DIRECTIONS FOR THIS TASK:
From the entries provided below, copy each line that contains the word "Lurgi".

— BEGIN DATA PROVIDED —

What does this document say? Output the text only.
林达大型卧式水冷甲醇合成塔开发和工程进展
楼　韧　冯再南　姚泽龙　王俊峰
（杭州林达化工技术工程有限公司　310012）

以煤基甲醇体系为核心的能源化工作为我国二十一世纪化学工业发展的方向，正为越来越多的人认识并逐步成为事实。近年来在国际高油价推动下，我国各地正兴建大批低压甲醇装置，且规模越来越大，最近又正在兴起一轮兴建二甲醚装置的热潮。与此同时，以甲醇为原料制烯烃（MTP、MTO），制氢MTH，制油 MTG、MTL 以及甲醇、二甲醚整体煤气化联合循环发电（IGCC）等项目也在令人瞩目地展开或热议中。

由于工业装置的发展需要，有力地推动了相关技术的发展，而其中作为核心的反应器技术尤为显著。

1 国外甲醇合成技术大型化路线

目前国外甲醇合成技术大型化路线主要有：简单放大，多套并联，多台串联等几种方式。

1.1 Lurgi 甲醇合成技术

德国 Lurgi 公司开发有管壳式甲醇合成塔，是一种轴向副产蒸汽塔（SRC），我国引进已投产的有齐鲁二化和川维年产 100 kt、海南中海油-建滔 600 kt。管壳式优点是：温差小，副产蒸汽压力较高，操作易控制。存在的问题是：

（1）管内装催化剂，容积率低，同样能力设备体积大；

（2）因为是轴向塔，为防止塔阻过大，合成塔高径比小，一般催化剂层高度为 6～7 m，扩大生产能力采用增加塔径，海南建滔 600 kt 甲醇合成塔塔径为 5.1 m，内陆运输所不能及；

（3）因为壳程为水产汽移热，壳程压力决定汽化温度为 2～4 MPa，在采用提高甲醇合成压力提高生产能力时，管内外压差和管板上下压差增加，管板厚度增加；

— END DATA PROVIDED —
— BEGIN DATA PROVIDED —

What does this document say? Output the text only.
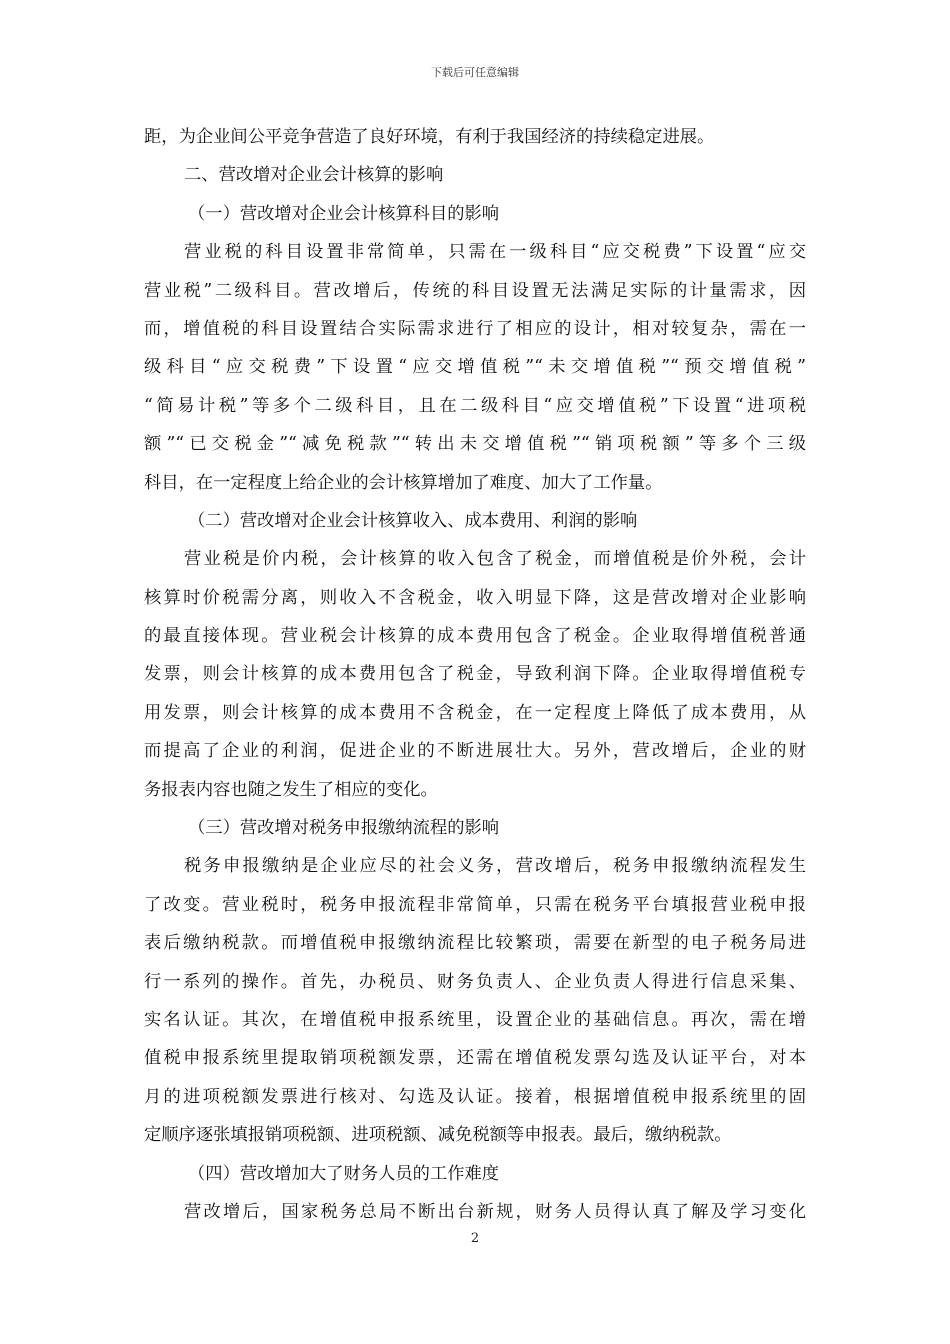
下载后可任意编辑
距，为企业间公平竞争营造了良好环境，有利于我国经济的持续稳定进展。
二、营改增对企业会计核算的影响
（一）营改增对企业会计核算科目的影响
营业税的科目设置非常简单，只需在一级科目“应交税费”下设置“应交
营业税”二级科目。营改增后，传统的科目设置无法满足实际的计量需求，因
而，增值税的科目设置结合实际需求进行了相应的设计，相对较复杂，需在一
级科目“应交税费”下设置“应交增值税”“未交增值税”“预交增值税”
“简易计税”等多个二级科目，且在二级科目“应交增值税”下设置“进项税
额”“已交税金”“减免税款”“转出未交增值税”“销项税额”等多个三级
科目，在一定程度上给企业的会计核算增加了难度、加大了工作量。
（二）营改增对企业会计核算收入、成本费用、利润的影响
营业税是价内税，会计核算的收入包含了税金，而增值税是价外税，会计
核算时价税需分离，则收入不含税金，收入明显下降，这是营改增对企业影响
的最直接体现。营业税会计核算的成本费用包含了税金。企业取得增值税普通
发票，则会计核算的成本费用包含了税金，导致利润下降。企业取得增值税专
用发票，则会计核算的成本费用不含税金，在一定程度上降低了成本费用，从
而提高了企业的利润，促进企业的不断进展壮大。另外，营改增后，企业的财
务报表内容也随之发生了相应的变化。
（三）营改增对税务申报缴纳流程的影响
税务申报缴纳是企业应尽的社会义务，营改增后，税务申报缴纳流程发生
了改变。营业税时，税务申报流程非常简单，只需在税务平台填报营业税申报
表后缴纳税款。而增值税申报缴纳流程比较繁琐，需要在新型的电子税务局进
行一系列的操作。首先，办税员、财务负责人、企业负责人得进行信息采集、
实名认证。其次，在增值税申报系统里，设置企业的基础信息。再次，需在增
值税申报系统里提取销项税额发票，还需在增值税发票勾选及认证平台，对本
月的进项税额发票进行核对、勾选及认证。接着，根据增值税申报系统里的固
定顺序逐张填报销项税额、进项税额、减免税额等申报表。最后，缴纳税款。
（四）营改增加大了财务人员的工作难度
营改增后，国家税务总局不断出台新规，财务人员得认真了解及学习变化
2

— END DATA PROVIDED —
— BEGIN DATA PROVIDED —

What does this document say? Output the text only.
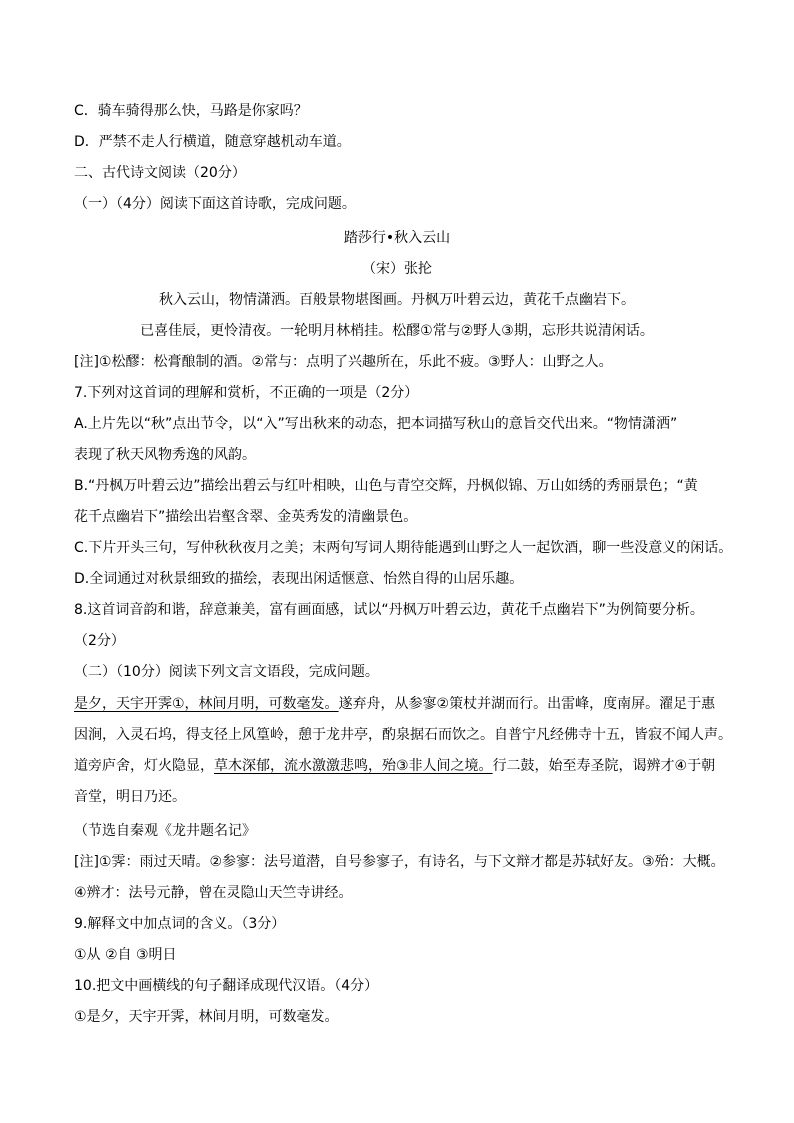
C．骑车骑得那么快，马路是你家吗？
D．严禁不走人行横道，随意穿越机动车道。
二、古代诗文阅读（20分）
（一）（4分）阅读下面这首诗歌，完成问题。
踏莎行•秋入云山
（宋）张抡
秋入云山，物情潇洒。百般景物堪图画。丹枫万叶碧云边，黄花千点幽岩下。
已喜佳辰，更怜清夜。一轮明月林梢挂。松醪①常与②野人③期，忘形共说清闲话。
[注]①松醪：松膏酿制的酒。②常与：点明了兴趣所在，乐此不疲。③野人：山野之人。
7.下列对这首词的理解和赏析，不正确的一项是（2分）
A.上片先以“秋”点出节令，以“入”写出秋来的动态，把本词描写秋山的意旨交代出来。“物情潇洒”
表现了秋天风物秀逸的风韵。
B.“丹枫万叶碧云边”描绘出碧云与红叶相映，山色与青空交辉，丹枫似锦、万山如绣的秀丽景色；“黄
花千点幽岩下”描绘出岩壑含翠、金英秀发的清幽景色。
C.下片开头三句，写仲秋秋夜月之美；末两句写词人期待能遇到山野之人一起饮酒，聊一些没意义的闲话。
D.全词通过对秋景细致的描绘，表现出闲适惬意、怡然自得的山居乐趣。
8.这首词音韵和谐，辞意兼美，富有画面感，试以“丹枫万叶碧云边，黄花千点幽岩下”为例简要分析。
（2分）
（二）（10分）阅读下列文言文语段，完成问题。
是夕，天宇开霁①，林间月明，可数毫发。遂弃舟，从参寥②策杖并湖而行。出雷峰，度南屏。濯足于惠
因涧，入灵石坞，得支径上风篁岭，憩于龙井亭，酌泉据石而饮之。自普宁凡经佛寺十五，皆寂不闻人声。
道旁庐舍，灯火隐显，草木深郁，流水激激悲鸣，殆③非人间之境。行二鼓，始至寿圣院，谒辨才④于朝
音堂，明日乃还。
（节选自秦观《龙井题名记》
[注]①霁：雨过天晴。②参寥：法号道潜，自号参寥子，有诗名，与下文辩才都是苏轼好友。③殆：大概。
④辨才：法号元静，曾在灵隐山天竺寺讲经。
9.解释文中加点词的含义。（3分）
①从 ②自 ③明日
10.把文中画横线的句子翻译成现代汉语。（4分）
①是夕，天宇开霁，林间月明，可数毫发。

— END DATA PROVIDED —

OUTPUT FOR THIS TASK:
1.1 Lurgi 甲醇合成技术
德国 Lurgi 公司开发有管壳式甲醇合成塔，是一种轴向副产蒸汽塔（SRC），我国引进已投产的有齐鲁二化和川维年产 100 kt、海南中海油-建滔 600 kt。管壳式优点是：温差小，副产蒸汽压力较高，操作易控制。存在的问题是：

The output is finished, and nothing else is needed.